• _Supplied data_
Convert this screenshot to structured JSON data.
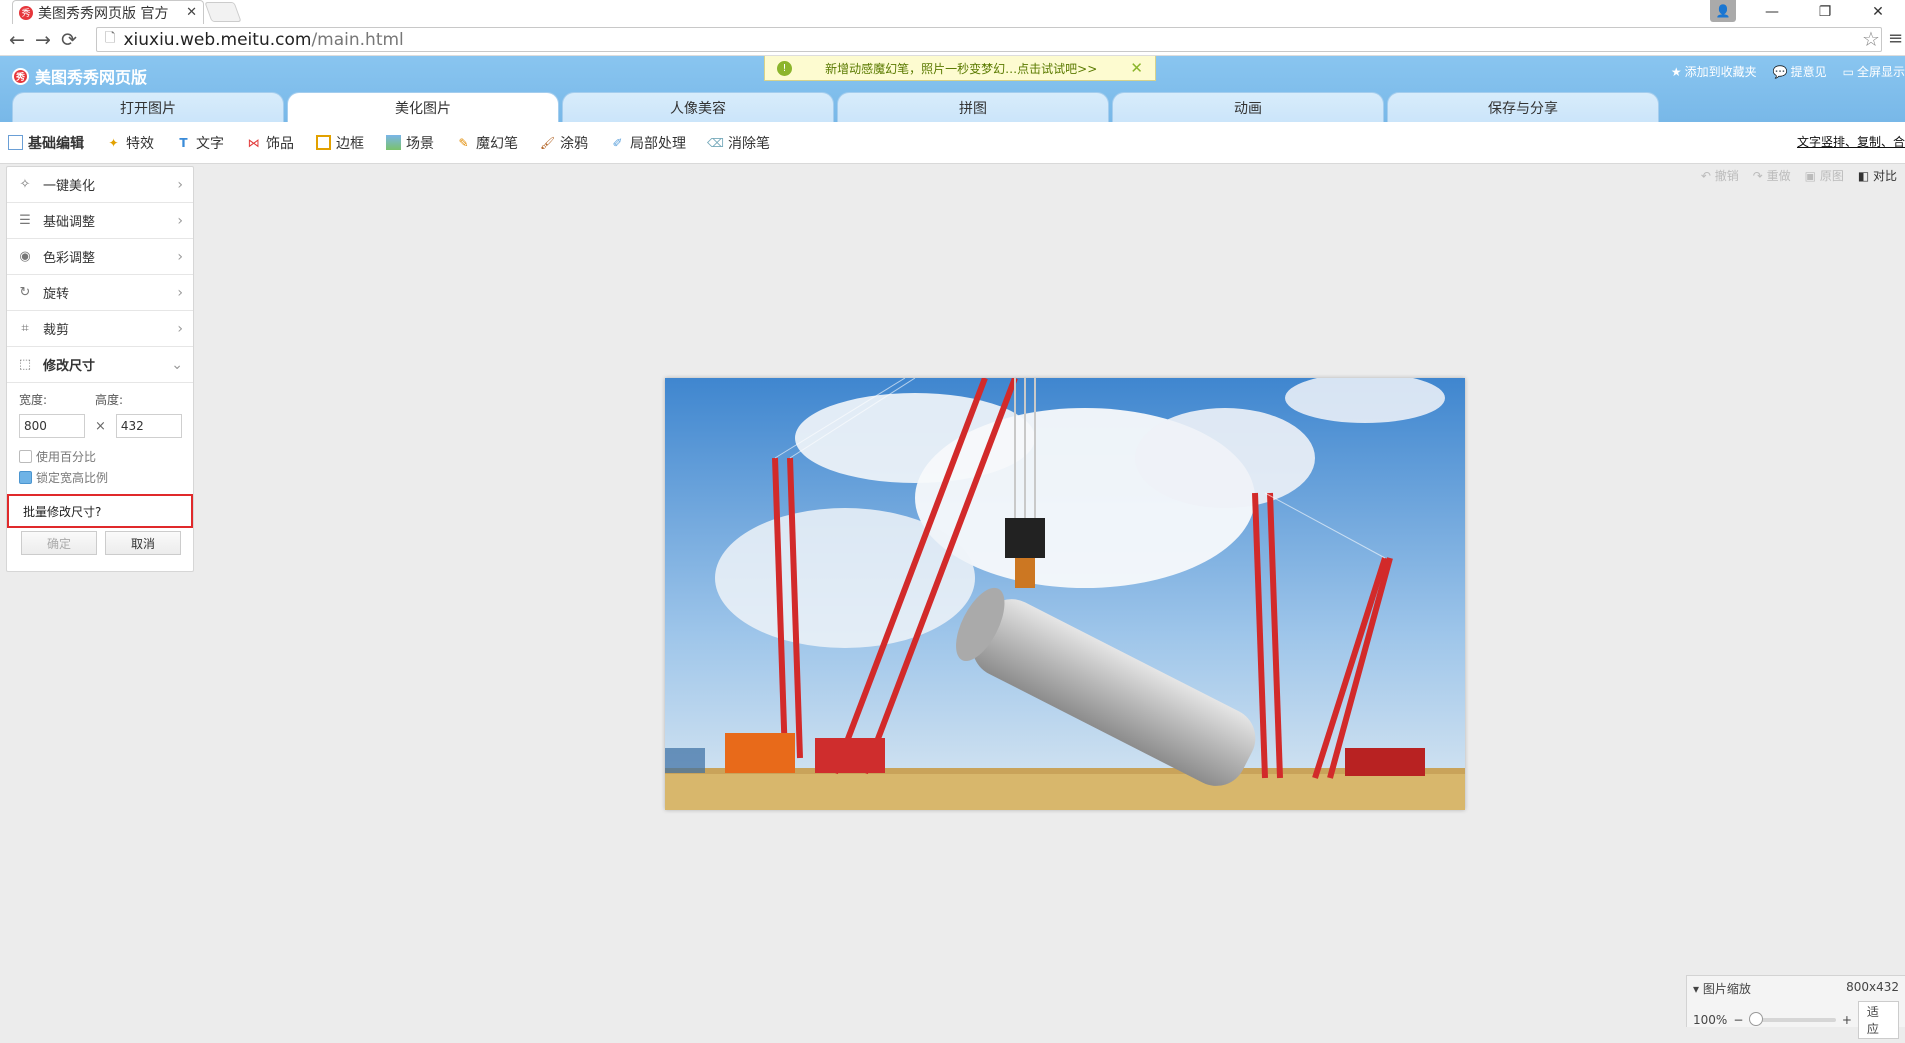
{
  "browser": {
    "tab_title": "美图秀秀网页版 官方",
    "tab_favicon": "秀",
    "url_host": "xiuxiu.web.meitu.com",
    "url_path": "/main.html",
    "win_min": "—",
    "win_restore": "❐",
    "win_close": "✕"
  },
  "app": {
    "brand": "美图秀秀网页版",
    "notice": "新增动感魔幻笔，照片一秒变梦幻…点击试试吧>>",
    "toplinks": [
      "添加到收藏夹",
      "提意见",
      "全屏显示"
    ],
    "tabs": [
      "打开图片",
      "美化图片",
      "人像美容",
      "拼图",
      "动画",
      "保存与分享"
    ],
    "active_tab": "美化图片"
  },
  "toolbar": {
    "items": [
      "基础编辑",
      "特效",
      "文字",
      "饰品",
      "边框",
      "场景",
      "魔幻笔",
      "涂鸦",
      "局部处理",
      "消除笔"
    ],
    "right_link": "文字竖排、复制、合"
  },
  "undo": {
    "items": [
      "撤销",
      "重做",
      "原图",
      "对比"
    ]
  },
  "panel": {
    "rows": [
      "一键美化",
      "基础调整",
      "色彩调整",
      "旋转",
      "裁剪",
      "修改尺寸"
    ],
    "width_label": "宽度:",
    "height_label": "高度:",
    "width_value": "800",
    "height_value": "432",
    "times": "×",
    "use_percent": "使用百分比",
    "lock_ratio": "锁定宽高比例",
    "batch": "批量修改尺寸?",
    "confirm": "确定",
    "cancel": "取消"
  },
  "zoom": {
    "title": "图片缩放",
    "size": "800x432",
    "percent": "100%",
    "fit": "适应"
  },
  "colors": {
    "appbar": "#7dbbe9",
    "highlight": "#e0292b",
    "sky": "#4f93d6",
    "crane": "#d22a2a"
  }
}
==
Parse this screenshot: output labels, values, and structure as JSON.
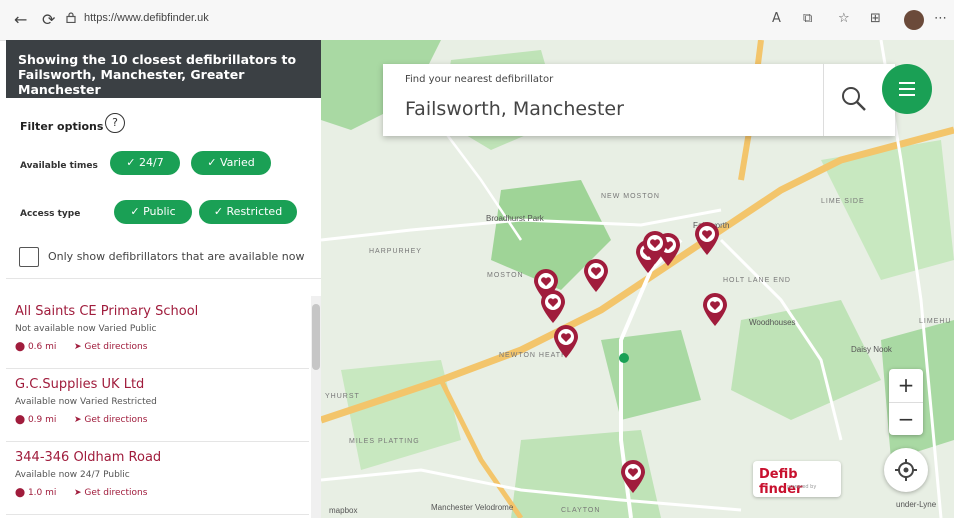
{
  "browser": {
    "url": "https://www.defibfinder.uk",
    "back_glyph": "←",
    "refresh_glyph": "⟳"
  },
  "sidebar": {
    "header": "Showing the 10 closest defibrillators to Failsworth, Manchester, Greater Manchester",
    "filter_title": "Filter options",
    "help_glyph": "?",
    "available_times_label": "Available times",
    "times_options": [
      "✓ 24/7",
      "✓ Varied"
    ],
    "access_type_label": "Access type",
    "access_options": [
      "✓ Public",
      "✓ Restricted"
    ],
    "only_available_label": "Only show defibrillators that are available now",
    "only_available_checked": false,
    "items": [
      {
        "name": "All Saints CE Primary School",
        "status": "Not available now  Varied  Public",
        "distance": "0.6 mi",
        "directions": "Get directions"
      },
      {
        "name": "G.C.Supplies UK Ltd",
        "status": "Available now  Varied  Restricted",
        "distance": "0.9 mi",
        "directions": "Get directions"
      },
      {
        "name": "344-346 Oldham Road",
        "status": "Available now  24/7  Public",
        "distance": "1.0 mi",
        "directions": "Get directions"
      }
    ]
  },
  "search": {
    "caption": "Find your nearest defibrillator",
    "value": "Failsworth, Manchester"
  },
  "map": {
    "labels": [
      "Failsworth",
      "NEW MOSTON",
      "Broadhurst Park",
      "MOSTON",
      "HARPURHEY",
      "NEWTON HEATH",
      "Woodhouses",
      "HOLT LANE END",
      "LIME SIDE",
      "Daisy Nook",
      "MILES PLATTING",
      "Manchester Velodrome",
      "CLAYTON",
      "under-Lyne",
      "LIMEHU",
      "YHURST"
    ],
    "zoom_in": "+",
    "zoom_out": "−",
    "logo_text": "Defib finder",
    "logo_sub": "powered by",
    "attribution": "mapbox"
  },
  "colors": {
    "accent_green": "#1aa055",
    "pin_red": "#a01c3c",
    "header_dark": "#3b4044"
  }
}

• _Requirements_
Gather and return every line that holds the string "status".

• _Expected answer_
        "status": "Not available now  Varied  Public",
        "status": "Available now  Varied  Restricted",
        "status": "Available now  24/7  Public",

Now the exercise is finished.